=== Vorliegender Textauszug ===
● ● ● ● ● ● ●
Was dann aber noch das Allerletzte ist, ist dieser Serienmörder, der an seinen Opfern jeweils eine Uhr mit dem Todeszeitpunkt zurückläßt und London unsicher macht. Ja, auch hier erwischt es einen vom literarischen Personals des Hakan Nesser. Nur findet man das dann am Schluß reichlich abgeschmackt, genauso wie die Geburtstagsfeier, die mit dem...nein, das darf man nicht verraten und auch nicht, mit welcher bescheuerten Idee der wirklich schwer reiche Leonhard alle seine Erben an der Nase herumführt.
● ● ● ● ● ● ●
[Dateneinträge]
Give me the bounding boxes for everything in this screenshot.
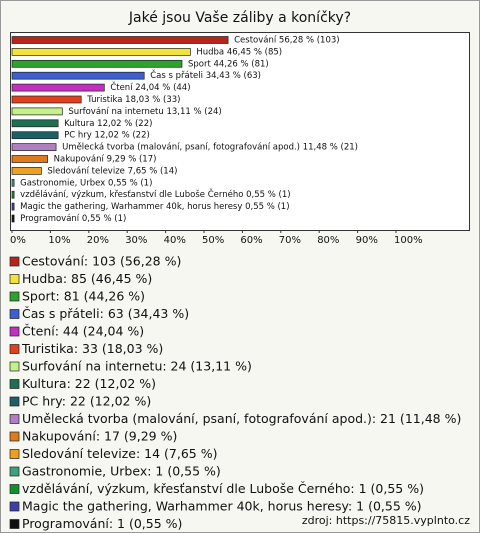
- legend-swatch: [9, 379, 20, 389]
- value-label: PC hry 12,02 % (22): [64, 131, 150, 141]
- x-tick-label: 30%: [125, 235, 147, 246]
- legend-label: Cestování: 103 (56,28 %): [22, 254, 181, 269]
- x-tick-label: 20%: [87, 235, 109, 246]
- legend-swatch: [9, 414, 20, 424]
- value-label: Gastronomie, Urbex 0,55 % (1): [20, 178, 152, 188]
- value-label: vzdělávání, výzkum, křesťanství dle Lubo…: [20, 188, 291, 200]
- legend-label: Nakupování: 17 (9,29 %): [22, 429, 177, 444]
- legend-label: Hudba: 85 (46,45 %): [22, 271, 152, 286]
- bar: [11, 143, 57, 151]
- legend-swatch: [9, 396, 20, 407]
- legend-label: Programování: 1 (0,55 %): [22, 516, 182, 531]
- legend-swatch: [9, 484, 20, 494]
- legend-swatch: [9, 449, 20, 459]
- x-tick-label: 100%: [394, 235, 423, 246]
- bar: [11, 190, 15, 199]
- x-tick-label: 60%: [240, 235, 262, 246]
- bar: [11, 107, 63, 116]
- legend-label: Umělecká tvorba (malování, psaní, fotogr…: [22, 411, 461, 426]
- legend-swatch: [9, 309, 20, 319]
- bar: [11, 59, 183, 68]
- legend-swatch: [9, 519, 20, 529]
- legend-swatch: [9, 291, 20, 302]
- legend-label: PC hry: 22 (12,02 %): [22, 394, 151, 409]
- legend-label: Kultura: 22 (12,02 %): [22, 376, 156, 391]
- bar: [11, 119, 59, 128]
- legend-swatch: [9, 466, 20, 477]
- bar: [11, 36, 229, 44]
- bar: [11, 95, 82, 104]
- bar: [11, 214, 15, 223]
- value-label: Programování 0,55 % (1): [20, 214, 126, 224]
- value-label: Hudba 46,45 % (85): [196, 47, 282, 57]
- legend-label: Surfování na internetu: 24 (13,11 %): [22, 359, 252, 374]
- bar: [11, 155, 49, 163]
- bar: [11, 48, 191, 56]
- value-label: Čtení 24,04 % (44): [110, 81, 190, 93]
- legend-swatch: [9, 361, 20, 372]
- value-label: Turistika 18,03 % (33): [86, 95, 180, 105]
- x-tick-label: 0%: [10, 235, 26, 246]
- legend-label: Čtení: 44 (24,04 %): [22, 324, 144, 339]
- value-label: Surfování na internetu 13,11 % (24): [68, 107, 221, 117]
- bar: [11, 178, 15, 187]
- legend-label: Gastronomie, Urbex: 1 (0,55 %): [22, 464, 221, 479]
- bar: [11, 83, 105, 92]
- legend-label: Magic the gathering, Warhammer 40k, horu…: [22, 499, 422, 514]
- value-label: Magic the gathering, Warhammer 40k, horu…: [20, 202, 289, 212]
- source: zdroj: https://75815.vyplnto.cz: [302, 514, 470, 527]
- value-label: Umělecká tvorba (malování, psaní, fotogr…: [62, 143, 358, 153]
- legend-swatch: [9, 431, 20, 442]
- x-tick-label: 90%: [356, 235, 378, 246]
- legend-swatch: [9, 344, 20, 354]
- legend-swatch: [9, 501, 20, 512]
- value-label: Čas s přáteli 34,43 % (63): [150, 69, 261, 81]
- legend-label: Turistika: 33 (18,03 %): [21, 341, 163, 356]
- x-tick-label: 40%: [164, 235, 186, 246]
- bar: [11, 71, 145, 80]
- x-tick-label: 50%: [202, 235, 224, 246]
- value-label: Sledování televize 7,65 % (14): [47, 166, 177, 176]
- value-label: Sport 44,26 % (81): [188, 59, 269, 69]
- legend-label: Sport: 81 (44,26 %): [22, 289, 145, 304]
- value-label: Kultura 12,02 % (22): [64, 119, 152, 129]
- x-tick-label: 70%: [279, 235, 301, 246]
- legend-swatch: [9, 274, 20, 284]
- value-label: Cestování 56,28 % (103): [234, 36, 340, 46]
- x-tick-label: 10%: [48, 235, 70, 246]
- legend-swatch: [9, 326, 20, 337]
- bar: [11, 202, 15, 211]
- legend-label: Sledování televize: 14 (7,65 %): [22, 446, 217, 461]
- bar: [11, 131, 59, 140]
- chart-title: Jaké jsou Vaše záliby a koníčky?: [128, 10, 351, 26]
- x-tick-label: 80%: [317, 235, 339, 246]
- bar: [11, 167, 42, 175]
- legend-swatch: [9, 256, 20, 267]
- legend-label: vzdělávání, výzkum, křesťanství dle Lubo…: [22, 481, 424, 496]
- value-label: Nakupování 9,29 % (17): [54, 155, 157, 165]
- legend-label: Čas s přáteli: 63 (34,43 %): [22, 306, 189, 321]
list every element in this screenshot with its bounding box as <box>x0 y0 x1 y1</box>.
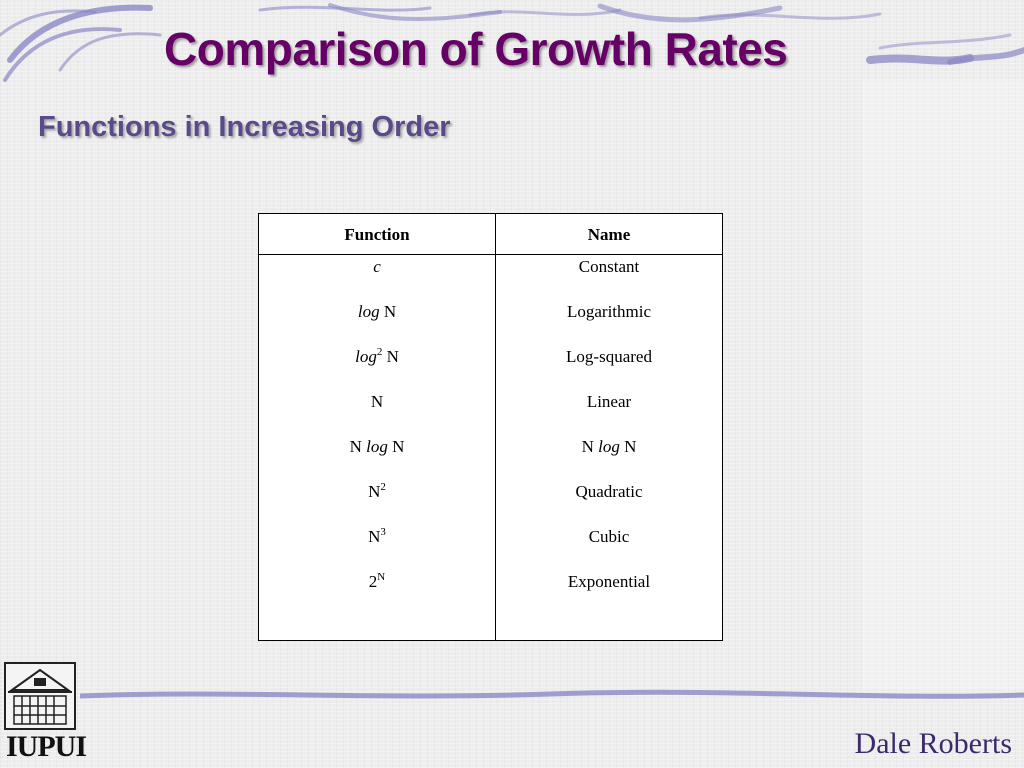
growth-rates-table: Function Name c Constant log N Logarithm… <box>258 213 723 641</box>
● ● ● ● ● ● ●
=== Aufgabe A ===
Gib die Zeilen der Datensätze von der Zeile mit „- legend-swatch: [9, 379, 20, 389]“ bis einschließlich der Zeile mit „- value-label: Gastronomie, Urbex“ noch einmal wieder und tausche dabei „x-tick-label“ gegen „x-axis-label“ aus. Alles andere bleibt unverändert.
=== Aufgabe B ===
Nimm den Faden der Buchbesprechung nach ihrem letzten Satz auf und schreibe sie weiter.

=== Schriftliche Antwort A ===
- legend-swatch: [9, 379, 20, 389]
- value-label: PC hry 12,02 % (22): [64, 131, 150, 141]
- x-axis-label: 30%: [125, 235, 147, 246]
- legend-label: Cestování: 103 (56,28 %): [22, 254, 181, 269]
- x-axis-label: 20%: [87, 235, 109, 246]
- legend-swatch: [9, 414, 20, 424]
- value-label: Gastronomie, Urbex 0,55 % (1): [20, 178, 152, 188]

=== Schriftliche Antwort B ===
Und dieser Ungenannte, der gegen Ende sich vorwitzig im Roman als derjenige präsentiert, der den gewaltigen Londonroman schreiben wird, geschrieben hat...sollte das etwa dieser Russel sein?Wir lassen es und wollen nur noch darauf hinweisen, daß viele Ideen im Buch pfiffig sind, daß Nesser mit vielen Stimmen sprechen läßt, große Anteile bekommt zunehmend Maud, und daß wir von einem Lektorat, nein, nicht der Übersetzerin Christel Hildebrandt, vom schwedischen Lektor also erwartet hätten, daß er den Autor davor bewahrt, sich in seinen eigenen, so kühn und kreuz und quer ausgelegten Fangstricken selber verfängt. Die Geschichte vom Leonhard, auf diesen konzentriert, hätten wir gerne gelesen,. Und im übrigen, ein Serienmörder macht noch keinen Krimi, we der nur als Pausenfüller und deus ex machina auftritt.

 

Si tacuisses, philosophus mansisses, lieber Hakan Nesser. Aber wir werden auf das nächste Werk mit neuer Spannung warten und die Lesung mit Dietmar Bär und dem Autor lassen wir uns auch nicht entgehen.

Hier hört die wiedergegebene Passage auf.